Exercise prompt :: Omit every picture and return the rest of the data unaltered.

Figure dataset records ::
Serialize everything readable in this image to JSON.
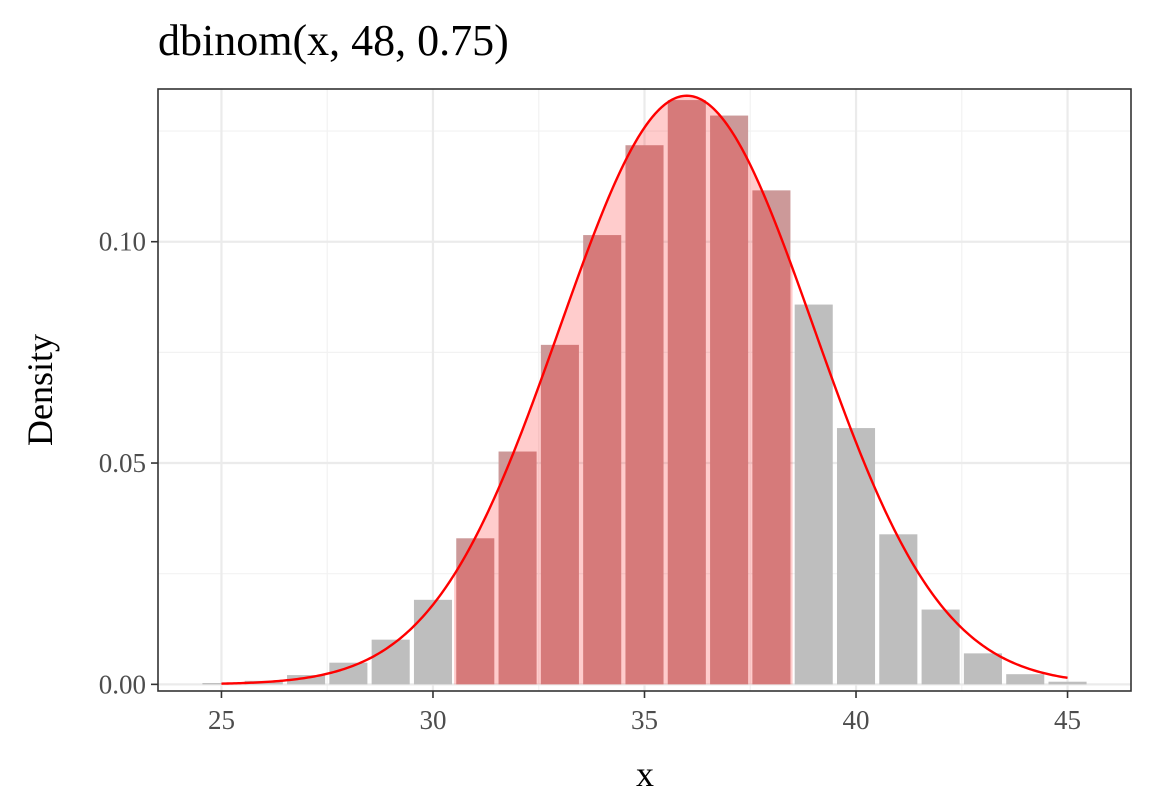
{
  "chart_data": {
    "type": "bar",
    "title": "dbinom(x, 48, 0.75)",
    "xlabel": "x",
    "ylabel": "Density",
    "xlim": [
      23.5,
      46.5
    ],
    "ylim": [
      -0.0015,
      0.1345
    ],
    "xticks": [
      25,
      30,
      35,
      40,
      45
    ],
    "yticks": [
      0.0,
      0.05,
      0.1
    ],
    "ytick_labels": [
      "0.00",
      "0.05",
      "0.10"
    ],
    "grid": true,
    "legend": "none",
    "bars": {
      "x": [
        25,
        26,
        27,
        28,
        29,
        30,
        31,
        32,
        33,
        34,
        35,
        36,
        37,
        38,
        39,
        40,
        41,
        42,
        43,
        44,
        45
      ],
      "values": [
        0.0003,
        0.0008,
        0.0021,
        0.0049,
        0.0101,
        0.0191,
        0.033,
        0.0526,
        0.0767,
        0.1015,
        0.1218,
        0.132,
        0.1285,
        0.1116,
        0.0858,
        0.0579,
        0.0339,
        0.0169,
        0.007,
        0.0023,
        0.0006
      ],
      "highlight_range": [
        31,
        38
      ],
      "color": "#bebebe",
      "highlight_color": "#cc9999"
    },
    "curve": {
      "type": "normal_density",
      "mean": 36,
      "sd": 3,
      "x_range": [
        25,
        45
      ],
      "color": "#ff0000",
      "shaded_range": [
        30.5,
        38.5
      ],
      "shade_color": "#ffcccc"
    }
  }
}
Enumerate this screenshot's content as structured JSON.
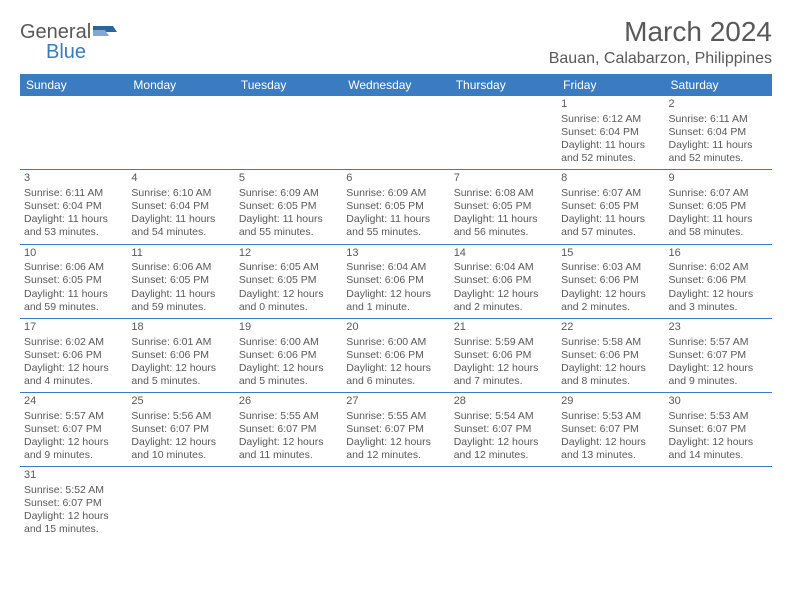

Solution below ::
Serialize everything readable in this image to JSON.
{
  "chart_data": {
    "type": "bar",
    "title": "dbinom(x, 48, 0.75)",
    "xlabel": "x",
    "ylabel": "Density",
    "xlim": [
      23.5,
      46.5
    ],
    "ylim": [
      -0.0015,
      0.1345
    ],
    "xticks": [
      25,
      30,
      35,
      40,
      45
    ],
    "yticks": [
      0.0,
      0.05,
      0.1
    ],
    "ytick_labels": [
      "0.00",
      "0.05",
      "0.10"
    ],
    "grid": true,
    "legend": "none",
    "bars": {
      "x": [
        25,
        26,
        27,
        28,
        29,
        30,
        31,
        32,
        33,
        34,
        35,
        36,
        37,
        38,
        39,
        40,
        41,
        42,
        43,
        44,
        45
      ],
      "values": [
        0.0003,
        0.0008,
        0.0021,
        0.0049,
        0.0101,
        0.0191,
        0.033,
        0.0526,
        0.0767,
        0.1015,
        0.1218,
        0.132,
        0.1285,
        0.1116,
        0.0858,
        0.0579,
        0.0339,
        0.0169,
        0.007,
        0.0023,
        0.0006
      ],
      "highlight_range": [
        31,
        38
      ],
      "color": "#bebebe",
      "highlight_color": "#cc9999"
    },
    "curve": {
      "type": "normal_density",
      "mean": 36,
      "sd": 3,
      "x_range": [
        25,
        45
      ],
      "color": "#ff0000",
      "shaded_range": [
        30.5,
        38.5
      ],
      "shade_color": "#ffcccc"
    }
  }
}
Enumerate this screenshot's content as structured JSON.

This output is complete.